- [Enunciado 1]: Según el pasaje, ¿qué llevaba bajo el brazo el hombre que se acercó?

- [Pasaje]:
- - -

Por Jacinta Escudos.
Permítanme contarles algo que me ocurrió hace poco. Regresaba de una reunión de trabajo, poco antes de las 8 de la noche. Mientras abría la puerta de mi casa, escuché una voz a mis espaldas. Vi que un hombre hablaba con el amigo que me había llevado. Lo vi decir que no, subir el vidrio del carro e irse aprisa sin esperar a que yo entrara, como suele ser su costumbre.
Ese gesto activó mis alarmas. Por desgracia vivimos en un país donde la paranoia es un recurso necesario de sobrevivencia. Me apuré a abrir la reja y la puerta pero como son varias cerraduras, entrar no es tan rápido. El hombre, que llevaba un huacal bajo el brazo, se acercó. Me dijo que si le podía dar dinero para irse a San Martín. Le dije que no tenía.
Ya había entrado a la casa pero todavía tenía que echar llave a la reja y la puerta. El hombre, que se quedó a la mitad del parqueo de mi casa, insistió. Dijo que lo habían asaltado, que no quería hacerme daño, que lo único que quería era unas monedas para pagar el pasaje de bus e irse a su casa.

- - -

- [Enunciado 2]: Sustituye "anomaly-patch" por "anomaly-region" en el tramo de los registros que va desde la línea que contiene "569, 726, 583]" hasta la que contiene "- anomaly-patch: [153, 486, 193, 512]", ambas incluidas. Devuelve solo esas líneas, sin ningún otro cambio.

[Elementos del conjunto almacenado]

- - -

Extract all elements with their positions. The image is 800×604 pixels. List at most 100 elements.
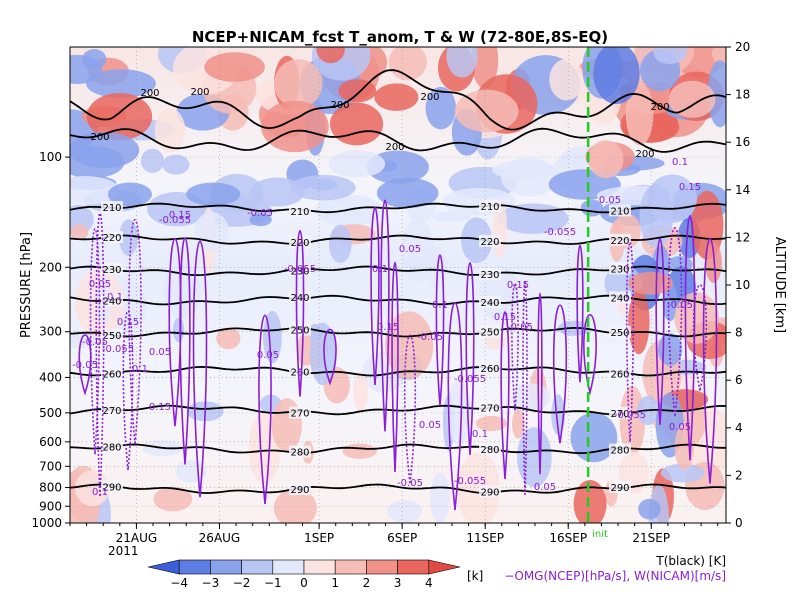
- legend-w-label: −OMG(NCEP)[hPa/s], W(NICAM)[m/s]: [504, 569, 726, 583]
- colorbar-tick-label: 4: [425, 576, 433, 590]
- colorbar-tick-label: 0: [300, 576, 308, 590]
- anomaly-patch: [430, 472, 450, 523]
- anomaly-patch: [662, 282, 678, 322]
- isotherm-label: 260: [290, 367, 309, 378]
- isotherm-label: 200: [635, 149, 654, 160]
- colorbar: −4 −3 −2 −1 0 1 2 3 4: [147, 559, 461, 590]
- isotherm-label: 210: [102, 203, 121, 214]
- isotherm-label: 240: [480, 298, 499, 309]
- omega-contour: [500, 311, 510, 480]
- omega-label: 0.05: [534, 482, 556, 493]
- isotherm-label-bg: [479, 325, 501, 338]
- time-tick-label: 6SEP: [387, 531, 417, 545]
- anomaly-patch: [186, 182, 241, 206]
- omega-contour: [447, 301, 463, 511]
- isotherm-label: 250: [102, 331, 121, 342]
- anomaly-patch: [512, 409, 525, 439]
- omega-label: 0.05: [89, 279, 111, 290]
- isotherm-label: 220: [480, 237, 499, 248]
- isotherm-label: 290: [102, 482, 121, 493]
- isotherm-label: 200: [90, 132, 109, 143]
- omega-label: 0.05: [257, 350, 279, 361]
- isotherm-label-bg: [101, 403, 123, 416]
- isotherm-label-bg: [479, 296, 501, 309]
- isotherm-label: 220: [610, 236, 629, 247]
- omega-label: 0.05: [399, 244, 421, 255]
- pressure-tick-label: 700: [39, 459, 62, 473]
- isotherm-label-bg: [609, 443, 631, 456]
- isotherm-label: 200: [330, 100, 349, 111]
- anomaly-patch: [461, 217, 493, 264]
- anomaly-patch: [153, 486, 193, 512]
- anomaly-patch: [511, 383, 551, 411]
- omega-contour: [370, 207, 380, 386]
- pressure-tick-label: 900: [39, 499, 62, 513]
- omega-contour: [179, 237, 191, 465]
- chart-title: NCEP+NICAM_fcst T_anom, T & W (72-80E,8S…: [192, 28, 608, 46]
- anomaly-patch: [492, 160, 555, 180]
- isotherm-label-bg: [101, 262, 123, 275]
- init-label: init: [592, 529, 608, 540]
- anomaly-patch: [271, 398, 302, 452]
- omega-label: 0.05: [149, 347, 171, 358]
- isotherm-label-bg: [289, 323, 311, 336]
- time-tick-label: 1SEP: [304, 531, 334, 545]
- omega-contour: [258, 314, 272, 504]
- isotherm-label: 270: [102, 406, 121, 417]
- anomaly-patch: [374, 83, 419, 111]
- pressure-axis-title: PRESSURE [hPa]: [19, 232, 34, 338]
- isotherm-label-bg: [609, 291, 631, 304]
- omega-contour: [403, 334, 417, 484]
- anomaly-patch: [70, 224, 89, 240]
- anomaly-patch: [86, 69, 156, 99]
- isotherm-label: 230: [610, 264, 629, 275]
- colorbar-tick-label: 3: [394, 576, 402, 590]
- isotherm-label: 240: [290, 293, 309, 304]
- omega-label: 0.15: [494, 312, 516, 323]
- anomaly-patch: [588, 140, 624, 179]
- time-tick-label: 11SEP: [466, 531, 504, 545]
- omega-label: 0.05: [599, 195, 621, 206]
- anomaly-patch: [628, 289, 650, 355]
- anomaly-patch: [194, 211, 229, 252]
- anomaly-patch: [388, 47, 427, 81]
- omega-contour: [295, 229, 305, 397]
- isotherm-label-bg: [479, 267, 501, 280]
- omega-contour: [667, 227, 683, 416]
- isotherm-label: 280: [290, 448, 309, 459]
- anomaly-patch: [260, 100, 329, 153]
- isotherm-label-bg: [609, 204, 631, 217]
- isotherm-label: 200: [420, 92, 439, 103]
- colorbar-cell: [334, 559, 367, 575]
- isotherm-label-bg: [479, 401, 501, 414]
- isotherm-label: 290: [290, 485, 309, 496]
- pressure-tick-label: 1000: [31, 516, 62, 530]
- anomaly-patch: [330, 102, 384, 146]
- isotherm-label-bg: [101, 231, 123, 244]
- isotherm-label-bg: [479, 234, 501, 247]
- time-tick-label: 21SEP: [632, 531, 670, 545]
- isotherm-label-bg: [289, 483, 311, 496]
- anomaly-patch: [316, 47, 345, 64]
- isotherm-label-bg: [101, 200, 123, 213]
- isotherm-label-bg: [479, 200, 501, 213]
- altitude-tick-label: 6: [735, 373, 743, 387]
- omega-label: -0.055: [454, 374, 486, 385]
- anomaly-patch: [204, 52, 265, 82]
- isotherm-label: 250: [610, 328, 629, 339]
- anomaly-patch: [573, 480, 607, 523]
- altitude-tick-label: 2: [735, 468, 743, 482]
- omega-contour: [655, 238, 665, 425]
- isotherm-label: 280: [102, 442, 121, 453]
- altitude-tick-label: 14: [735, 183, 750, 197]
- altitude-axis: 0 2 4 6 8 10 12 14 16 18 20: [726, 40, 750, 530]
- time-axis: 21AUG 26AUG 1SEP 6SEP 11SEP 16SEP 21SEP: [69, 523, 719, 545]
- isotherm-line: [70, 69, 726, 131]
- isotherm-label: 280: [610, 446, 629, 457]
- anomaly-patch: [447, 379, 471, 446]
- colorbar-cell: [397, 559, 430, 575]
- omega-label: -0.05: [397, 478, 423, 489]
- omega-contour: [537, 292, 543, 475]
- anomaly-patch: [705, 242, 722, 283]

- - -

- [Resultado 1]: Un huacal.

- [Resultado 2]:
- legend-w-label: −OMG(NCEP)[hPa/s], W(NICAM)[m/s]: [504, 569, 726, 583]
- colorbar-tick-label: 4: [425, 576, 433, 590]
- colorbar-tick-label: 0: [300, 576, 308, 590]
- anomaly-region: [430, 472, 450, 523]
- anomaly-region: [662, 282, 678, 322]
- isotherm-label: 260: [290, 367, 309, 378]
- isotherm-label: 200: [635, 149, 654, 160]
- colorbar: −4 −3 −2 −1 0 1 2 3 4: [147, 559, 461, 590]
- isotherm-label: 210: [102, 203, 121, 214]
- isotherm-label: 240: [480, 298, 499, 309]
- omega-contour: [500, 311, 510, 480]
- omega-label: 0.05: [534, 482, 556, 493]
- isotherm-label-bg: [479, 325, 501, 338]
- time-tick-label: 6SEP: [387, 531, 417, 545]
- anomaly-region: [186, 182, 241, 206]
- omega-contour: [447, 301, 463, 511]
- isotherm-label: 250: [102, 331, 121, 342]
- anomaly-region: [512, 409, 525, 439]
- omega-label: 0.05: [89, 279, 111, 290]
- isotherm-label: 220: [480, 237, 499, 248]
- isotherm-label: 290: [102, 482, 121, 493]
- isotherm-label: 200: [90, 132, 109, 143]
- omega-label: 0.05: [257, 350, 279, 361]
- isotherm-label-bg: [101, 403, 123, 416]
- isotherm-label-bg: [479, 296, 501, 309]
- isotherm-label: 220: [610, 236, 629, 247]
- omega-label: 0.05: [399, 244, 421, 255]
- pressure-tick-label: 700: [39, 459, 62, 473]
- isotherm-label-bg: [609, 443, 631, 456]
- isotherm-label: 200: [330, 100, 349, 111]
- anomaly-region: [461, 217, 493, 264]
- anomaly-region: [153, 486, 193, 512]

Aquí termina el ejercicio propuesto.